=== Problem statement ===
Every entry must be given again exactly.

begin Data for this exercise

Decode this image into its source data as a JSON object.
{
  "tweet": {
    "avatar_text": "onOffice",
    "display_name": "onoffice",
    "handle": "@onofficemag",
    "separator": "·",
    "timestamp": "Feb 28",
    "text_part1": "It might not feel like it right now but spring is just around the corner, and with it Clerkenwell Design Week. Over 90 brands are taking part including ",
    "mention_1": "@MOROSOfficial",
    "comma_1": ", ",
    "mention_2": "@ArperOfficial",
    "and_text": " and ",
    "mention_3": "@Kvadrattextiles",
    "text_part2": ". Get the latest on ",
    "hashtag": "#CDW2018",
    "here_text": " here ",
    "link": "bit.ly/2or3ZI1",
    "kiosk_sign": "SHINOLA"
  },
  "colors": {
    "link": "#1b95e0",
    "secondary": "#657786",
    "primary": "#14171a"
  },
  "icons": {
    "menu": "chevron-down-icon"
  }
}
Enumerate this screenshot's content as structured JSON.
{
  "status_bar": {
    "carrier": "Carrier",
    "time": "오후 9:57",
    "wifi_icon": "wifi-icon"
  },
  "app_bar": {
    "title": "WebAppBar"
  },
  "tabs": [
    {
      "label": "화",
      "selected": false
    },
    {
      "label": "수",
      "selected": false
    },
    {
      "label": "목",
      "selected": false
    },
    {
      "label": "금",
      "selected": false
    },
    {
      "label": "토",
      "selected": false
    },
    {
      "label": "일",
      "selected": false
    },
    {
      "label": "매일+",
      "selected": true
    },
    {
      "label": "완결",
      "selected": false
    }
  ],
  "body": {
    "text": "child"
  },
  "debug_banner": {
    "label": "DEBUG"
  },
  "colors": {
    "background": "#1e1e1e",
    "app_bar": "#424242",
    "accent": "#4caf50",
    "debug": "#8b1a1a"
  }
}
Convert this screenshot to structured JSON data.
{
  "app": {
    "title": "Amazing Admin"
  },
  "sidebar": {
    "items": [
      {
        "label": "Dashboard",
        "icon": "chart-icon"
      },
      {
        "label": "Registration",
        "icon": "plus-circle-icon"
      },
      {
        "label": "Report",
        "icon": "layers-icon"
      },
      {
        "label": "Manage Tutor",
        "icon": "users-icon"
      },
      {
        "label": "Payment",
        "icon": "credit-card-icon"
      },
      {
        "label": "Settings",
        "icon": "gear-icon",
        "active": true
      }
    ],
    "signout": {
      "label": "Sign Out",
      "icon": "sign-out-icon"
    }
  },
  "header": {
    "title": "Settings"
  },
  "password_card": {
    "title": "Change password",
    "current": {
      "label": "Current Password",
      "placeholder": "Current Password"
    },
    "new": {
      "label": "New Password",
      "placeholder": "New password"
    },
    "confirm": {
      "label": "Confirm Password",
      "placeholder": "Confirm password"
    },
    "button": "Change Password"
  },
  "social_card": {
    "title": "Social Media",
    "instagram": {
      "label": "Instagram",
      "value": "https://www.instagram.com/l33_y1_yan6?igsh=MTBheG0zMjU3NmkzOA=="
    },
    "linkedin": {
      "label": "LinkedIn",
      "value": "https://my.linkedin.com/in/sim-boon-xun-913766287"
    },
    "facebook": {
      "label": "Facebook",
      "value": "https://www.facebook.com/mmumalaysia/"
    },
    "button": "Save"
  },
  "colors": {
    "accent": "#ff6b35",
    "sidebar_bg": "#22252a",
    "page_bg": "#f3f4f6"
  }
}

end Data for this exercise

=== The completed task ===
Decode this image into its source data as a JSON object.
{
  "tweet": {
    "avatar_text": "onOffice",
    "display_name": "onoffice",
    "handle": "@onofficemag",
    "separator": "·",
    "timestamp": "Feb 28",
    "text_part1": "It might not feel like it right now but spring is just around the corner, and with it Clerkenwell Design Week. Over 90 brands are taking part including ",
    "mention_1": "@MOROSOfficial",
    "comma_1": ", ",
    "mention_2": "@ArperOfficial",
    "and_text": " and ",
    "mention_3": "@Kvadrattextiles",
    "text_part2": ". Get the latest on ",
    "hashtag": "#CDW2018",
    "here_text": " here ",
    "link": "bit.ly/2or3ZI1",
    "kiosk_sign": "SHINOLA"
  },
  "colors": {
    "link": "#1b95e0",
    "secondary": "#657786",
    "primary": "#14171a"
  },
  "icons": {
    "menu": "chevron-down-icon"
  }
}
Enumerate this screenshot's content as structured JSON.
{
  "status_bar": {
    "carrier": "Carrier",
    "time": "오후 9:57",
    "wifi_icon": "wifi-icon"
  },
  "app_bar": {
    "title": "WebAppBar"
  },
  "tabs": [
    {
      "label": "화",
      "selected": false
    },
    {
      "label": "수",
      "selected": false
    },
    {
      "label": "목",
      "selected": false
    },
    {
      "label": "금",
      "selected": false
    },
    {
      "label": "토",
      "selected": false
    },
    {
      "label": "일",
      "selected": false
    },
    {
      "label": "매일+",
      "selected": true
    },
    {
      "label": "완결",
      "selected": false
    }
  ],
  "body": {
    "text": "child"
  },
  "debug_banner": {
    "label": "DEBUG"
  },
  "colors": {
    "background": "#1e1e1e",
    "app_bar": "#424242",
    "accent": "#4caf50",
    "debug": "#8b1a1a"
  }
}
Convert this screenshot to structured JSON data.
{
  "app": {
    "title": "Amazing Admin"
  },
  "sidebar": {
    "items": [
      {
        "label": "Dashboard",
        "icon": "chart-icon"
      },
      {
        "label": "Registration",
        "icon": "plus-circle-icon"
      },
      {
        "label": "Report",
        "icon": "layers-icon"
      },
      {
        "label": "Manage Tutor",
        "icon": "users-icon"
      },
      {
        "label": "Payment",
        "icon": "credit-card-icon"
      },
      {
        "label": "Settings",
        "icon": "gear-icon",
        "active": true
      }
    ],
    "signout": {
      "label": "Sign Out",
      "icon": "sign-out-icon"
    }
  },
  "header": {
    "title": "Settings"
  },
  "password_card": {
    "title": "Change password",
    "current": {
      "label": "Current Password",
      "placeholder": "Current Password"
    },
    "new": {
      "label": "New Password",
      "placeholder": "New password"
    },
    "confirm": {
      "label": "Confirm Password",
      "placeholder": "Confirm password"
    },
    "button": "Change Password"
  },
  "social_card": {
    "title": "Social Media",
    "instagram": {
      "label": "Instagram",
      "value": "https://www.instagram.com/l33_y1_yan6?igsh=MTBheG0zMjU3NmkzOA=="
    },
    "linkedin": {
      "label": "LinkedIn",
      "value": "https://my.linkedin.com/in/sim-boon-xun-913766287"
    },
    "facebook": {
      "label": "Facebook",
      "value": "https://www.facebook.com/mmumalaysia/"
    },
    "button": "Save"
  },
  "colors": {
    "accent": "#ff6b35",
    "sidebar_bg": "#22252a",
    "page_bg": "#f3f4f6"
  }
}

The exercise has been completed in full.